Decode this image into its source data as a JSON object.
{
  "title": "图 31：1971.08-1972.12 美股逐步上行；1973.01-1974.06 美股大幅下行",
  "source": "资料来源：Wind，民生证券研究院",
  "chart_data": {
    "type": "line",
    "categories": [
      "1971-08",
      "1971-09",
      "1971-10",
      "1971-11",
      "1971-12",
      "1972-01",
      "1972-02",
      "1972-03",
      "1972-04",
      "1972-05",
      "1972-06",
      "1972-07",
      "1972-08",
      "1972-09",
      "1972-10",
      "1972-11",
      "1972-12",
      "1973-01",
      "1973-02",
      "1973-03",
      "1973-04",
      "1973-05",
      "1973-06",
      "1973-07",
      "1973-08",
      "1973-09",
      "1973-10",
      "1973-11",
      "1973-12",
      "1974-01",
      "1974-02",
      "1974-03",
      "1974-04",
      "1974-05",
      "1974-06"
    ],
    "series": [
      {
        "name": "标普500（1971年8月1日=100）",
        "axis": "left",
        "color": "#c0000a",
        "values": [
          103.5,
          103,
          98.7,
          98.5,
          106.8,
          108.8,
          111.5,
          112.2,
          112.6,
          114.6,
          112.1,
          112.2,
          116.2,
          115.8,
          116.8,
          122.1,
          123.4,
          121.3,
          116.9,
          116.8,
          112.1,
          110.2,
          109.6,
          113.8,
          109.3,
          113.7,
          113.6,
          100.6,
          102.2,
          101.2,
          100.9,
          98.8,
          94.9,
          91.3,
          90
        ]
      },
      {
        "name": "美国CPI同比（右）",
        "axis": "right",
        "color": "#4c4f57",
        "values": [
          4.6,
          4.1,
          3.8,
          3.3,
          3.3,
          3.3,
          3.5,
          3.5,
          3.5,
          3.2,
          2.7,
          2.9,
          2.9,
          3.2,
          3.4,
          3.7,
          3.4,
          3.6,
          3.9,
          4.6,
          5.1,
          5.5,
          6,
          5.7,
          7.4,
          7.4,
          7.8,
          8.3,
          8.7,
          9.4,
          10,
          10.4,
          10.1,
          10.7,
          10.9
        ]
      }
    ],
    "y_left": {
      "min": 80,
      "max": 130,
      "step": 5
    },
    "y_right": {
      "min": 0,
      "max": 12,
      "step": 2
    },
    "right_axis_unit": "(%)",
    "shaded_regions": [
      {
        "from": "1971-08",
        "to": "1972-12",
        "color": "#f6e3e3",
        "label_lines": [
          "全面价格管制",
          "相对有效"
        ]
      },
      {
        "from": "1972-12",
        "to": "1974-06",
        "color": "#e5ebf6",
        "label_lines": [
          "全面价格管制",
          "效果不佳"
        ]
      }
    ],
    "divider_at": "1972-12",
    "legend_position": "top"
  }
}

(Short exercise) Each entry must be reproduced verbatim.

(Response to the task)
Decode this image into its source data as a JSON object.
{
  "title": "图 31：1971.08-1972.12 美股逐步上行；1973.01-1974.06 美股大幅下行",
  "source": "资料来源：Wind，民生证券研究院",
  "chart_data": {
    "type": "line",
    "categories": [
      "1971-08",
      "1971-09",
      "1971-10",
      "1971-11",
      "1971-12",
      "1972-01",
      "1972-02",
      "1972-03",
      "1972-04",
      "1972-05",
      "1972-06",
      "1972-07",
      "1972-08",
      "1972-09",
      "1972-10",
      "1972-11",
      "1972-12",
      "1973-01",
      "1973-02",
      "1973-03",
      "1973-04",
      "1973-05",
      "1973-06",
      "1973-07",
      "1973-08",
      "1973-09",
      "1973-10",
      "1973-11",
      "1973-12",
      "1974-01",
      "1974-02",
      "1974-03",
      "1974-04",
      "1974-05",
      "1974-06"
    ],
    "series": [
      {
        "name": "标普500（1971年8月1日=100）",
        "axis": "left",
        "color": "#c0000a",
        "values": [
          103.5,
          103,
          98.7,
          98.5,
          106.8,
          108.8,
          111.5,
          112.2,
          112.6,
          114.6,
          112.1,
          112.2,
          116.2,
          115.8,
          116.8,
          122.1,
          123.4,
          121.3,
          116.9,
          116.8,
          112.1,
          110.2,
          109.6,
          113.8,
          109.3,
          113.7,
          113.6,
          100.6,
          102.2,
          101.2,
          100.9,
          98.8,
          94.9,
          91.3,
          90
        ]
      },
      {
        "name": "美国CPI同比（右）",
        "axis": "right",
        "color": "#4c4f57",
        "values": [
          4.6,
          4.1,
          3.8,
          3.3,
          3.3,
          3.3,
          3.5,
          3.5,
          3.5,
          3.2,
          2.7,
          2.9,
          2.9,
          3.2,
          3.4,
          3.7,
          3.4,
          3.6,
          3.9,
          4.6,
          5.1,
          5.5,
          6,
          5.7,
          7.4,
          7.4,
          7.8,
          8.3,
          8.7,
          9.4,
          10,
          10.4,
          10.1,
          10.7,
          10.9
        ]
      }
    ],
    "y_left": {
      "min": 80,
      "max": 130,
      "step": 5
    },
    "y_right": {
      "min": 0,
      "max": 12,
      "step": 2
    },
    "right_axis_unit": "(%)",
    "shaded_regions": [
      {
        "from": "1971-08",
        "to": "1972-12",
        "color": "#f6e3e3",
        "label_lines": [
          "全面价格管制",
          "相对有效"
        ]
      },
      {
        "from": "1972-12",
        "to": "1974-06",
        "color": "#e5ebf6",
        "label_lines": [
          "全面价格管制",
          "效果不佳"
        ]
      }
    ],
    "divider_at": "1972-12",
    "legend_position": "top"
  }
}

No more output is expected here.